■ TO DO: Copy out all lines of the records in which the word "formation" appears.

begin

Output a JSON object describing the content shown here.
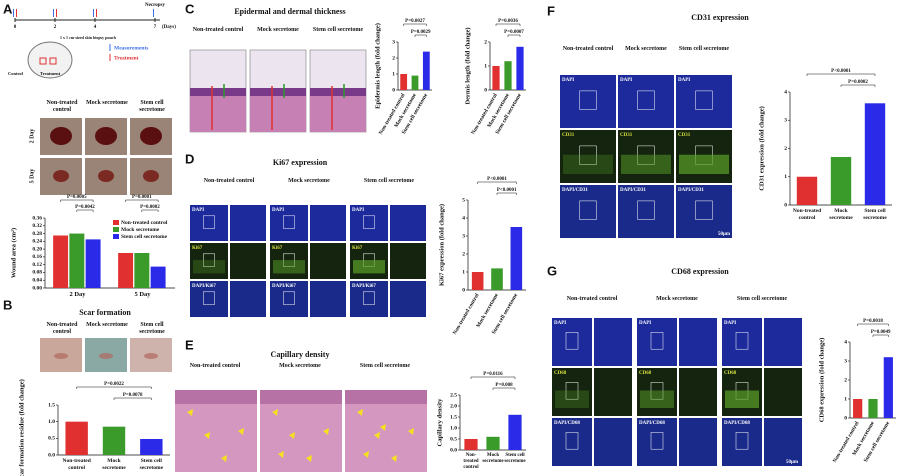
{
  "panels": {
    "A": {
      "label": "A",
      "timeline": {
        "ticks": [
          "0",
          "2",
          "4",
          "7"
        ],
        "unit": "(Days)",
        "necropsy": "Necropsy",
        "measurements": "Measurements",
        "treatment": "Treatment"
      },
      "mouse": {
        "note": "1 x 1 cm-sized skin biopsy punch",
        "control": "Control",
        "treatment": "Treatment"
      },
      "columns": [
        "Non-treated control",
        "Mock secretome",
        "Stem cell secretome"
      ],
      "rows": [
        "2 Day",
        "5 Day"
      ]
    },
    "B": {
      "label": "B",
      "title": "Scar formation",
      "columns": [
        "Non-treated control",
        "Mock secretome",
        "Stem cell secretome"
      ]
    },
    "C": {
      "label": "C",
      "title": "Epidermal and dermal thickness",
      "columns": [
        "Non-treated control",
        "Mock secretome",
        "Stem cell secretome"
      ]
    },
    "D": {
      "label": "D",
      "title": "Ki67 expression",
      "columns": [
        "Non-treated control",
        "Mock secretome",
        "Stem cell secretome"
      ],
      "rows": [
        "DAPI",
        "Ki67",
        "DAPI/Ki67"
      ]
    },
    "E": {
      "label": "E",
      "title": "Capillary density",
      "columns": [
        "Non-treated control",
        "Mock secretome",
        "Stem cell secretome"
      ]
    },
    "F": {
      "label": "F",
      "title": "CD31 expression",
      "columns": [
        "Non-treated control",
        "Mock secretome",
        "Stem cell secretome"
      ],
      "rows": [
        "DAPI",
        "CD31",
        "DAPI/CD31"
      ],
      "scale": "50μm"
    },
    "G": {
      "label": "G",
      "title": "CD68 expression",
      "columns": [
        "Non-treated control",
        "Mock secretome",
        "Stem cell secretome"
      ],
      "rows": [
        "DAPI",
        "CD68",
        "DAPI/CD68"
      ],
      "scale": "50μm"
    }
  },
  "chart_data": [
    {
      "type": "bar",
      "ylabel": "Wound area (cm²)",
      "categories": [
        "2 Day",
        "5 Day"
      ],
      "series": [
        {
          "name": "Non-treated control",
          "color": "#e03030",
          "values": [
            0.27,
            0.18
          ]
        },
        {
          "name": "Mock secretome",
          "color": "#3a9a2a",
          "values": [
            0.28,
            0.18
          ]
        },
        {
          "name": "Stem cell secretome",
          "color": "#2a2ae8",
          "values": [
            0.25,
            0.11
          ]
        }
      ],
      "legend": "upper right",
      "ylim": [
        0,
        0.36
      ],
      "yticks": [
        {
          "value": 0,
          "label": "0.00"
        },
        {
          "value": 0.04,
          "label": "0.04"
        },
        {
          "value": 0.08,
          "label": "0.08"
        },
        {
          "value": 0.12,
          "label": "0.12"
        },
        {
          "value": 0.16,
          "label": "0.16"
        },
        {
          "value": 0.2,
          "label": "0.20"
        },
        {
          "value": 0.24,
          "label": "0.24"
        },
        {
          "value": 0.28,
          "label": "0.28"
        },
        {
          "value": 0.32,
          "label": "0.32"
        },
        {
          "value": 0.36,
          "label": "0.36"
        }
      ],
      "annotations": [
        "P=0.0005",
        "P=0.0042",
        "P=0.0001",
        "P=0.0002"
      ]
    },
    {
      "type": "bar",
      "ylabel": "Scar formation residue (fold change)",
      "categories": [
        "Non-treated control",
        "Mock secretome",
        "Stem cell secretome"
      ],
      "values": [
        1.0,
        0.85,
        0.48
      ],
      "colors": [
        "#e03030",
        "#3a9a2a",
        "#2a2ae8"
      ],
      "ylim": [
        0,
        1.5
      ],
      "yticks": [
        {
          "value": 0,
          "label": "0.0"
        },
        0.5,
        {
          "value": 1,
          "label": "1.0"
        },
        1.5
      ],
      "annotations": [
        "P=0.0022",
        "P=0.0078"
      ]
    },
    {
      "type": "bar",
      "ylabel": "Epidermis length (fold change)",
      "categories": [
        "Non-treated control",
        "Mock secretome",
        "Stem cell secretome"
      ],
      "values": [
        1.0,
        0.9,
        2.4
      ],
      "colors": [
        "#e03030",
        "#3a9a2a",
        "#2a2ae8"
      ],
      "ylim": [
        0,
        3
      ],
      "yticks": [
        0,
        1,
        2,
        3
      ],
      "annotations": [
        "P=0.0027",
        "P=0.0029"
      ]
    },
    {
      "type": "bar",
      "ylabel": "Dermis length (fold change)",
      "categories": [
        "Non-treated control",
        "Mock secretome",
        "Stem cell secretome"
      ],
      "values": [
        1.0,
        1.2,
        1.8
      ],
      "colors": [
        "#e03030",
        "#3a9a2a",
        "#2a2ae8"
      ],
      "ylim": [
        0,
        2
      ],
      "yticks": [
        0,
        1,
        2
      ],
      "annotations": [
        "P=0.0036",
        "P=0.0007"
      ]
    },
    {
      "type": "bar",
      "ylabel": "Ki67 expression (fold change)",
      "categories": [
        "Non-treated control",
        "Mock secretome",
        "Stem cell secretome"
      ],
      "values": [
        1.0,
        1.2,
        3.5
      ],
      "colors": [
        "#e03030",
        "#3a9a2a",
        "#2a2ae8"
      ],
      "ylim": [
        0,
        5
      ],
      "yticks": [
        0,
        1,
        2,
        3,
        4,
        5
      ],
      "annotations": [
        "P<0.0001",
        "P<0.0001"
      ]
    },
    {
      "type": "bar",
      "ylabel": "Capillary density",
      "categories": [
        "Non-treated control",
        "Mock secretome",
        "Stem cell secretome"
      ],
      "values": [
        0.5,
        0.6,
        1.6
      ],
      "colors": [
        "#e03030",
        "#3a9a2a",
        "#2a2ae8"
      ],
      "ylim": [
        0,
        2.5
      ],
      "yticks": [
        {
          "value": 0,
          "label": "0.0"
        },
        0.5,
        {
          "value": 1,
          "label": "1.0"
        },
        1.5,
        {
          "value": 2,
          "label": "2.0"
        },
        2.5
      ],
      "annotations": [
        "P=0.0116",
        "P=0.008"
      ]
    },
    {
      "type": "bar",
      "ylabel": "CD31 expression (fold change)",
      "categories": [
        "Non-treated control",
        "Mock secretome",
        "Stem cell secretome"
      ],
      "values": [
        1.0,
        1.7,
        3.6
      ],
      "colors": [
        "#e03030",
        "#3a9a2a",
        "#2a2ae8"
      ],
      "ylim": [
        0,
        4
      ],
      "yticks": [
        0,
        1,
        2,
        3,
        4
      ],
      "annotations": [
        "P<0.0001",
        "P=0.0002"
      ]
    },
    {
      "type": "bar",
      "ylabel": "CD68 expression (fold change)",
      "categories": [
        "Non-treated control",
        "Mock secretome",
        "Stem cell secretome"
      ],
      "values": [
        1.0,
        1.0,
        3.2
      ],
      "colors": [
        "#e03030",
        "#3a9a2a",
        "#2a2ae8"
      ],
      "ylim": [
        0,
        4
      ],
      "yticks": [
        0,
        1,
        2,
        3,
        4
      ],
      "annotations": [
        "P=0.0018",
        "P=0.0049"
      ]
    }
  ]
}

end

■ EXPECTED ANSWER:
      "title": "Scar formation",
      "ylabel": "Scar formation residue (fold change)",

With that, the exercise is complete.